- [Goal]
Convert the lines in the items below, from the one containing "add-button[interactable] (348, 1184, 382, 1226)" through the one containing "wifi-icon (557, 72, 575, 85)", into a JSON list of strings with one string per line, omitting blank lines.

- [Supplied data]
----------------

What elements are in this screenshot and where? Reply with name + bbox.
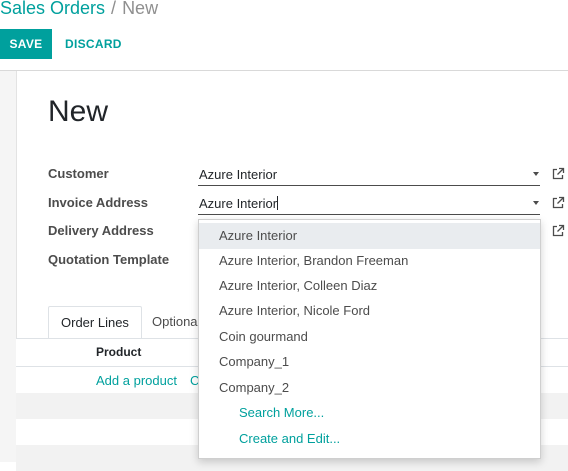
dropdown-item[interactable]: Company_1 [199, 349, 540, 375]
breadcrumb-sales-orders[interactable]: Sales Orders [0, 0, 105, 18]
dropdown-item[interactable]: Company_2 [199, 375, 540, 401]
invoice-address-value: Azure Interior [199, 196, 279, 211]
dropdown-item[interactable]: Azure Interior, Colleen Diaz [199, 273, 540, 299]
control-panel: Sales Orders / New SAVE DISCARD [0, 0, 568, 71]
add-product-link[interactable]: Add a product [96, 373, 177, 388]
record-title: New [48, 95, 109, 128]
column-header-product: Product [96, 345, 142, 359]
breadcrumb-separator: / [111, 0, 117, 18]
quotation-template-label: Quotation Template [48, 252, 170, 267]
customer-label: Customer [48, 166, 109, 181]
breadcrumb-current: New [122, 0, 159, 18]
customer-value: Azure Interior [199, 167, 278, 182]
dropdown-item[interactable]: Coin gourmand [199, 324, 540, 350]
autocomplete-dropdown: Azure Interior Azure Interior, Brandon F… [198, 219, 541, 459]
delivery-address-label: Delivery Address [48, 223, 154, 238]
save-button[interactable]: SAVE [0, 29, 52, 59]
dropdown-item[interactable]: Azure Interior [199, 223, 540, 249]
caret-down-icon[interactable] [533, 172, 539, 176]
text-cursor [277, 196, 279, 210]
caret-down-icon[interactable] [533, 201, 539, 205]
external-link-icon[interactable] [551, 167, 565, 181]
breadcrumb: Sales Orders / New [0, 0, 158, 19]
customer-field[interactable]: Azure Interior [198, 163, 540, 186]
search-more-link[interactable]: Search More... [199, 400, 540, 426]
invoice-address-field[interactable]: Azure Interior [198, 192, 540, 215]
discard-button[interactable]: DISCARD [65, 29, 122, 59]
dropdown-item[interactable]: Azure Interior, Nicole Ford [199, 298, 540, 324]
invoice-address-label: Invoice Address [48, 195, 148, 210]
dropdown-item[interactable]: Azure Interior, Brandon Freeman [199, 248, 540, 274]
tab-order-lines[interactable]: Order Lines [48, 306, 142, 340]
external-link-icon[interactable] [551, 224, 565, 238]
external-link-icon[interactable] [551, 196, 565, 210]
create-and-edit-link[interactable]: Create and Edit... [199, 426, 540, 452]
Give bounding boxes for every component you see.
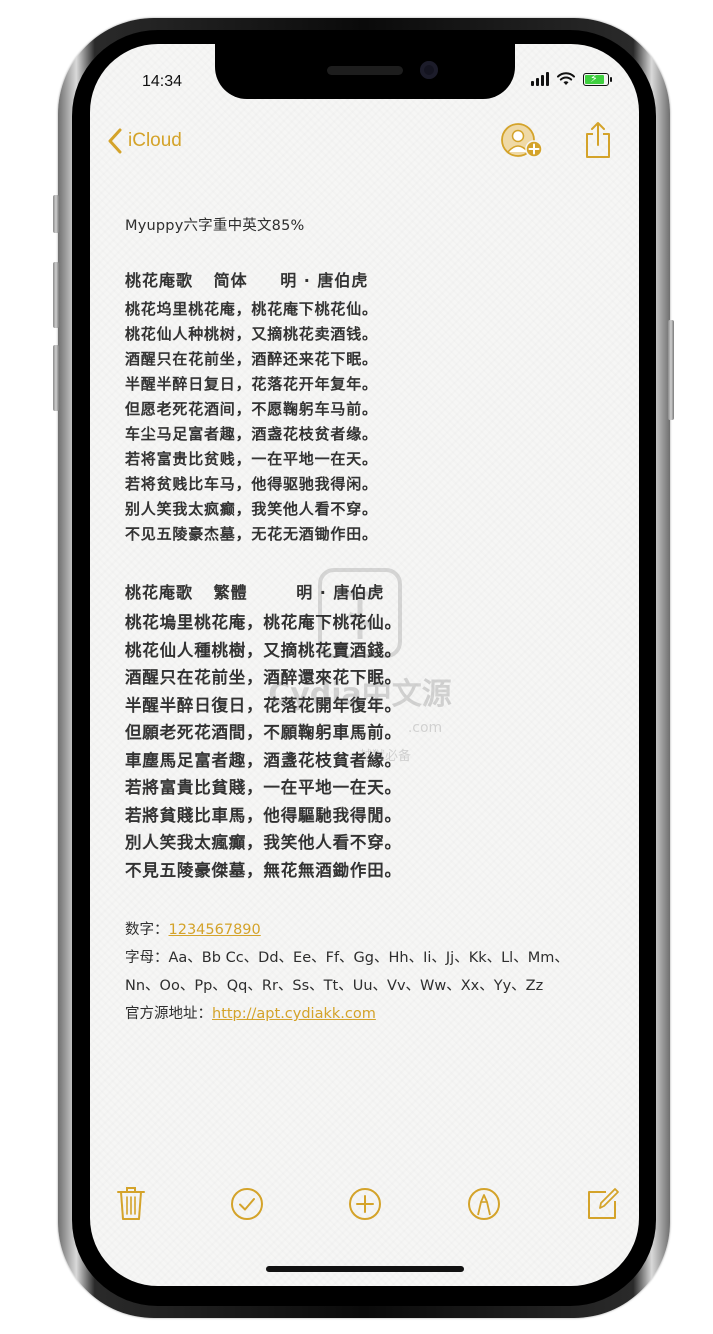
add-button[interactable] (348, 1184, 382, 1226)
share-icon (586, 122, 610, 158)
source-row: 官方源地址：http://apt.cydiakk.com (125, 1000, 615, 1028)
poem-heading: 桃花庵歌 简体 明 · 唐伯虎 (125, 267, 615, 291)
poem-variant: 繁體 (213, 583, 248, 602)
home-indicator[interactable] (266, 1266, 464, 1272)
poem-simplified: 桃花庵歌 简体 明 · 唐伯虎 桃花坞里桃花庵，桃花庵下桃花仙。 桃花仙人种桃树… (125, 267, 615, 547)
poem-line: 半醒半醉日復日，花落花開年復年。 (125, 695, 402, 715)
poem-line: 桃花仙人種桃樹，又摘桃花賣酒錢。 (125, 640, 402, 660)
poem-line: 酒醒只在花前坐，酒醉还来花下眠。 (125, 350, 378, 368)
source-label: 官方源地址： (125, 1006, 212, 1022)
poem-author: 明 · 唐伯虎 (296, 583, 385, 602)
poem-line: 车尘马足富者趣，酒盏花枝贫者缘。 (125, 425, 378, 443)
power-button (668, 320, 674, 420)
volume-up-button (53, 262, 59, 328)
poem-title: 桃花庵歌 (125, 583, 194, 602)
delete-button[interactable] (116, 1184, 146, 1226)
poem-heading: 桃花庵歌 繁體 明 · 唐伯虎 (125, 579, 615, 603)
speaker (327, 66, 403, 75)
cellular-signal-icon (531, 72, 549, 86)
trash-icon (117, 1187, 145, 1220)
digits-link[interactable]: 1234567890 (169, 922, 261, 938)
chevron-left-icon (108, 128, 122, 154)
poem-line: 桃花坞里桃花庵，桃花庵下桃花仙。 (125, 300, 378, 318)
poem-traditional: 桃花庵歌 繁體 明 · 唐伯虎 桃花塢里桃花庵，桃花庵下桃花仙。 桃花仙人種桃樹… (125, 579, 615, 884)
poem-line: 車塵馬足富者趣，酒盞花枝貧者緣。 (125, 750, 402, 770)
poem-line: 半醒半醉日复日，花落花开年复年。 (125, 375, 378, 393)
letters-line-2: Nn、Oo、Pp、Qq、Rr、Ss、Tt、Uu、Vv、Ww、Xx、Yy、Zz (125, 978, 544, 994)
letters-row: 字母：Aa、Bb Cc、Dd、Ee、Ff、Gg、Hh、Ii、Jj、Kk、Ll、M… (125, 944, 615, 972)
digits-row: 数字：1234567890 (125, 916, 615, 944)
back-label: iCloud (128, 130, 182, 151)
wifi-icon (557, 72, 575, 85)
compose-button[interactable] (586, 1184, 620, 1226)
markup-icon (468, 1188, 500, 1220)
poem-title: 桃花庵歌 (125, 271, 194, 290)
compose-icon (588, 1188, 619, 1219)
source-link[interactable]: http://apt.cydiakk.com (212, 1006, 376, 1022)
checklist-button[interactable] (230, 1184, 264, 1226)
front-camera (420, 61, 438, 79)
add-people-icon (501, 123, 543, 158)
silent-switch (53, 195, 59, 233)
poem-line: 但願老死花酒間，不願鞠躬車馬前。 (125, 723, 402, 742)
poem-line: 不见五陵豪杰墓，无花无酒锄作田。 (125, 525, 378, 543)
poem-line: 若将富贵比贫贱，一在平地一在天。 (125, 450, 378, 468)
poem-line: 若将贫贱比车马，他得驱驰我得闲。 (125, 475, 378, 493)
markup-button[interactable] (467, 1184, 501, 1226)
battery-charging-icon: ⚡ (583, 72, 612, 86)
volume-down-button (53, 345, 59, 411)
poem-line: 別人笑我太瘋癲，我笑他人看不穿。 (125, 833, 402, 852)
poem-variant: 简体 (213, 271, 248, 290)
screen: 14:34 ⚡ iCloud Cydia中文源 .com 越狱必备 Myuppy… (90, 44, 639, 1286)
letters-line-1: Aa、Bb Cc、Dd、Ee、Ff、Gg、Hh、Ii、Jj、Kk、Ll、Mm、 (168, 950, 569, 966)
back-button[interactable]: iCloud (108, 128, 182, 154)
share-button[interactable] (584, 120, 612, 164)
poem-line: 若將貧賤比車馬，他得驅馳我得閒。 (125, 805, 402, 825)
poem-line: 酒醒只在花前坐，酒醉還來花下眠。 (125, 668, 402, 687)
letters-label: 字母： (125, 950, 169, 966)
note-body[interactable]: Myuppy六字重中英文85% 桃花庵歌 简体 明 · 唐伯虎 桃花坞里桃花庵，… (125, 214, 615, 1028)
poem-line: 若將富貴比貧賤，一在平地一在天。 (125, 778, 402, 797)
status-icons: ⚡ (531, 72, 612, 86)
notch (215, 44, 515, 99)
digits-label: 数字： (125, 922, 169, 938)
poem-line: 桃花仙人种桃树，又摘桃花卖酒钱。 (125, 325, 378, 343)
bottom-toolbar (90, 1184, 639, 1228)
font-title: Myuppy六字重中英文85% (125, 218, 305, 234)
poem-line: 但愿老死花酒间，不愿鞠躬车马前。 (125, 400, 378, 418)
poem-line: 不見五陵豪傑墓，無花無酒鋤作田。 (125, 860, 402, 880)
poem-line: 桃花塢里桃花庵，桃花庵下桃花仙。 (125, 613, 402, 632)
add-icon (349, 1188, 381, 1220)
checklist-icon (231, 1188, 263, 1220)
status-time: 14:34 (142, 73, 183, 90)
add-people-button[interactable] (500, 122, 548, 166)
poem-author: 明 · 唐伯虎 (280, 271, 369, 290)
poem-line: 别人笑我太疯癫，我笑他人看不穿。 (125, 500, 378, 518)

----------------

- [Response for this exercise]
[
  "add-button[interactable] (348, 1184, 382, 1226)",
  "share-icon (586, 122, 610, 158)",
  "source-row: 官方源地址：http://apt.cydiakk.com (125, 1000, 615, 1028)",
  "poem-heading: 桃花庵歌 简体 明 · 唐伯虎 (125, 267, 615, 291)",
  "poem-variant: 繁體 (213, 583, 248, 602)",
  "home-indicator[interactable] (266, 1266, 464, 1272)",
  "poem-simplified: 桃花庵歌 简体 明 · 唐伯虎 桃花坞里桃花庵，桃花庵下桃花仙。 桃花仙人种桃树… (125, 267, 615, 547)",
  "poem-line: 半醒半醉日復日，花落花開年復年。 (125, 695, 402, 715)",
  "poem-line: 桃花仙人種桃樹，又摘桃花賣酒錢。 (125, 640, 402, 660)",
  "poem-line: 酒醒只在花前坐，酒醉还来花下眠。 (125, 350, 378, 368)",
  "source-label: 官方源地址： (125, 1006, 212, 1022)",
  "poem-author: 明 · 唐伯虎 (296, 583, 385, 602)",
  "poem-line: 车尘马足富者趣，酒盏花枝贫者缘。 (125, 425, 378, 443)",
  "power-button (668, 320, 674, 420)",
  "volume-up-button (53, 262, 59, 328)",
  "poem-title: 桃花庵歌 (125, 583, 194, 602)",
  "delete-button[interactable] (116, 1184, 146, 1226)",
  "poem-heading: 桃花庵歌 繁體 明 · 唐伯虎 (125, 579, 615, 603)",
  "speaker (327, 66, 403, 75)",
  "cellular-signal-icon (531, 72, 549, 86)",
  "trash-icon (117, 1187, 145, 1220)",
  "digits-link[interactable]: 1234567890 (169, 922, 261, 938)",
  "chevron-left-icon (108, 128, 122, 154)",
  "poem-line: 桃花坞里桃花庵，桃花庵下桃花仙。 (125, 300, 378, 318)",
  "poem-traditional: 桃花庵歌 繁體 明 · 唐伯虎 桃花塢里桃花庵，桃花庵下桃花仙。 桃花仙人種桃樹… (125, 579, 615, 884)",
  "poem-line: 車塵馬足富者趣，酒盞花枝貧者緣。 (125, 750, 402, 770)",
  "poem-line: 半醒半醉日复日，花落花开年复年。 (125, 375, 378, 393)",
  "letters-line-2: Nn、Oo、Pp、Qq、Rr、Ss、Tt、Uu、Vv、Ww、Xx、Yy、Zz (125, 978, 544, 994)",
  "letters-row: 字母：Aa、Bb Cc、Dd、Ee、Ff、Gg、Hh、Ii、Jj、Kk、Ll、M… (125, 944, 615, 972)",
  "digits-row: 数字：1234567890 (125, 916, 615, 944)",
  "back-label: iCloud (128, 130, 182, 151)",
  "wifi-icon (557, 72, 575, 85)"
]